[Begin]

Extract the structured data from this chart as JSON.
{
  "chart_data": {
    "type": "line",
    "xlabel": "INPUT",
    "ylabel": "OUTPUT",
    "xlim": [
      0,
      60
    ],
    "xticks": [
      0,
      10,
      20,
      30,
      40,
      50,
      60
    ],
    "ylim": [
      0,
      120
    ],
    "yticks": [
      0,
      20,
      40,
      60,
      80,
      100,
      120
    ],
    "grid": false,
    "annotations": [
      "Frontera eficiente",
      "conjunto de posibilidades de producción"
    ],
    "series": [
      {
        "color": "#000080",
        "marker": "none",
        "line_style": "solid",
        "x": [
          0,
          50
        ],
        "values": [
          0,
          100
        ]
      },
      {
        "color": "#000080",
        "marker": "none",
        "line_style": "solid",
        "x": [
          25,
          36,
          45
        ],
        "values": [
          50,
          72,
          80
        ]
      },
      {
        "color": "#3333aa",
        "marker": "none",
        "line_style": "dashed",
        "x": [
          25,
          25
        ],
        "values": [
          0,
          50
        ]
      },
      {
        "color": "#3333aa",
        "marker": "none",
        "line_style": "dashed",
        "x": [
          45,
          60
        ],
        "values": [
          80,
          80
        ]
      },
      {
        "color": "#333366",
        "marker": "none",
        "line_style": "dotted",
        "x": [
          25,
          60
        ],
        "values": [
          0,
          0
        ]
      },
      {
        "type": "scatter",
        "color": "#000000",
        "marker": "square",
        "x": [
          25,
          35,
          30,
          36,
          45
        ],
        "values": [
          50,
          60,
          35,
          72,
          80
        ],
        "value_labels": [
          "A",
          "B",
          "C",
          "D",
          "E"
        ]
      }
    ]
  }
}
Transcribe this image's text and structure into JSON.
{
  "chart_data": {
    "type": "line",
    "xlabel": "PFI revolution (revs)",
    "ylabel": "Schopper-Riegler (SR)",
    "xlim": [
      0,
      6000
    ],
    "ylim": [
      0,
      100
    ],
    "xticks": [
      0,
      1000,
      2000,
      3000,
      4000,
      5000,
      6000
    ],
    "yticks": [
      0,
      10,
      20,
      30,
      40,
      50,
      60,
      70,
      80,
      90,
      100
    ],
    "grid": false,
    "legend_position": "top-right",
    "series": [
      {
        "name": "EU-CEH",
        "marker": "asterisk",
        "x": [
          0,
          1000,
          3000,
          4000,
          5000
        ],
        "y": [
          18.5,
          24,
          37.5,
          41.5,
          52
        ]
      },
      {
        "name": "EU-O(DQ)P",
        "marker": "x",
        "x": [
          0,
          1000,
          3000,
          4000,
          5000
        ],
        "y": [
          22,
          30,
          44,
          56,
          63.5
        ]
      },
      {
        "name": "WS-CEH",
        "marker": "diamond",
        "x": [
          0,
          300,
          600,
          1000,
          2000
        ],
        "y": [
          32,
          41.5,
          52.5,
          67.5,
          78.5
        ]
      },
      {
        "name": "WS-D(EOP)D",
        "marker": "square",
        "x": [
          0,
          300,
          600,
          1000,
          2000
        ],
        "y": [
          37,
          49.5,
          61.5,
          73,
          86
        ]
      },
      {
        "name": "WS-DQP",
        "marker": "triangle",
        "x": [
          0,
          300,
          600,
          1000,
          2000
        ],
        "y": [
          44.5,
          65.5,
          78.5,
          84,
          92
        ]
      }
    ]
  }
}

[End]

STATED EXERCISE: Please give back all of the records exactly as written.

TASK RESPONSE:
Extract the structured data from this chart as JSON.
{
  "chart_data": {
    "type": "line",
    "xlabel": "INPUT",
    "ylabel": "OUTPUT",
    "xlim": [
      0,
      60
    ],
    "xticks": [
      0,
      10,
      20,
      30,
      40,
      50,
      60
    ],
    "ylim": [
      0,
      120
    ],
    "yticks": [
      0,
      20,
      40,
      60,
      80,
      100,
      120
    ],
    "grid": false,
    "annotations": [
      "Frontera eficiente",
      "conjunto de posibilidades de producción"
    ],
    "series": [
      {
        "color": "#000080",
        "marker": "none",
        "line_style": "solid",
        "x": [
          0,
          50
        ],
        "values": [
          0,
          100
        ]
      },
      {
        "color": "#000080",
        "marker": "none",
        "line_style": "solid",
        "x": [
          25,
          36,
          45
        ],
        "values": [
          50,
          72,
          80
        ]
      },
      {
        "color": "#3333aa",
        "marker": "none",
        "line_style": "dashed",
        "x": [
          25,
          25
        ],
        "values": [
          0,
          50
        ]
      },
      {
        "color": "#3333aa",
        "marker": "none",
        "line_style": "dashed",
        "x": [
          45,
          60
        ],
        "values": [
          80,
          80
        ]
      },
      {
        "color": "#333366",
        "marker": "none",
        "line_style": "dotted",
        "x": [
          25,
          60
        ],
        "values": [
          0,
          0
        ]
      },
      {
        "type": "scatter",
        "color": "#000000",
        "marker": "square",
        "x": [
          25,
          35,
          30,
          36,
          45
        ],
        "values": [
          50,
          60,
          35,
          72,
          80
        ],
        "value_labels": [
          "A",
          "B",
          "C",
          "D",
          "E"
        ]
      }
    ]
  }
}
Transcribe this image's text and structure into JSON.
{
  "chart_data": {
    "type": "line",
    "xlabel": "PFI revolution (revs)",
    "ylabel": "Schopper-Riegler (SR)",
    "xlim": [
      0,
      6000
    ],
    "ylim": [
      0,
      100
    ],
    "xticks": [
      0,
      1000,
      2000,
      3000,
      4000,
      5000,
      6000
    ],
    "yticks": [
      0,
      10,
      20,
      30,
      40,
      50,
      60,
      70,
      80,
      90,
      100
    ],
    "grid": false,
    "legend_position": "top-right",
    "series": [
      {
        "name": "EU-CEH",
        "marker": "asterisk",
        "x": [
          0,
          1000,
          3000,
          4000,
          5000
        ],
        "y": [
          18.5,
          24,
          37.5,
          41.5,
          52
        ]
      },
      {
        "name": "EU-O(DQ)P",
        "marker": "x",
        "x": [
          0,
          1000,
          3000,
          4000,
          5000
        ],
        "y": [
          22,
          30,
          44,
          56,
          63.5
        ]
      },
      {
        "name": "WS-CEH",
        "marker": "diamond",
        "x": [
          0,
          300,
          600,
          1000,
          2000
        ],
        "y": [
          32,
          41.5,
          52.5,
          67.5,
          78.5
        ]
      },
      {
        "name": "WS-D(EOP)D",
        "marker": "square",
        "x": [
          0,
          300,
          600,
          1000,
          2000
        ],
        "y": [
          37,
          49.5,
          61.5,
          73,
          86
        ]
      },
      {
        "name": "WS-DQP",
        "marker": "triangle",
        "x": [
          0,
          300,
          600,
          1000,
          2000
        ],
        "y": [
          44.5,
          65.5,
          78.5,
          84,
          92
        ]
      }
    ]
  }
}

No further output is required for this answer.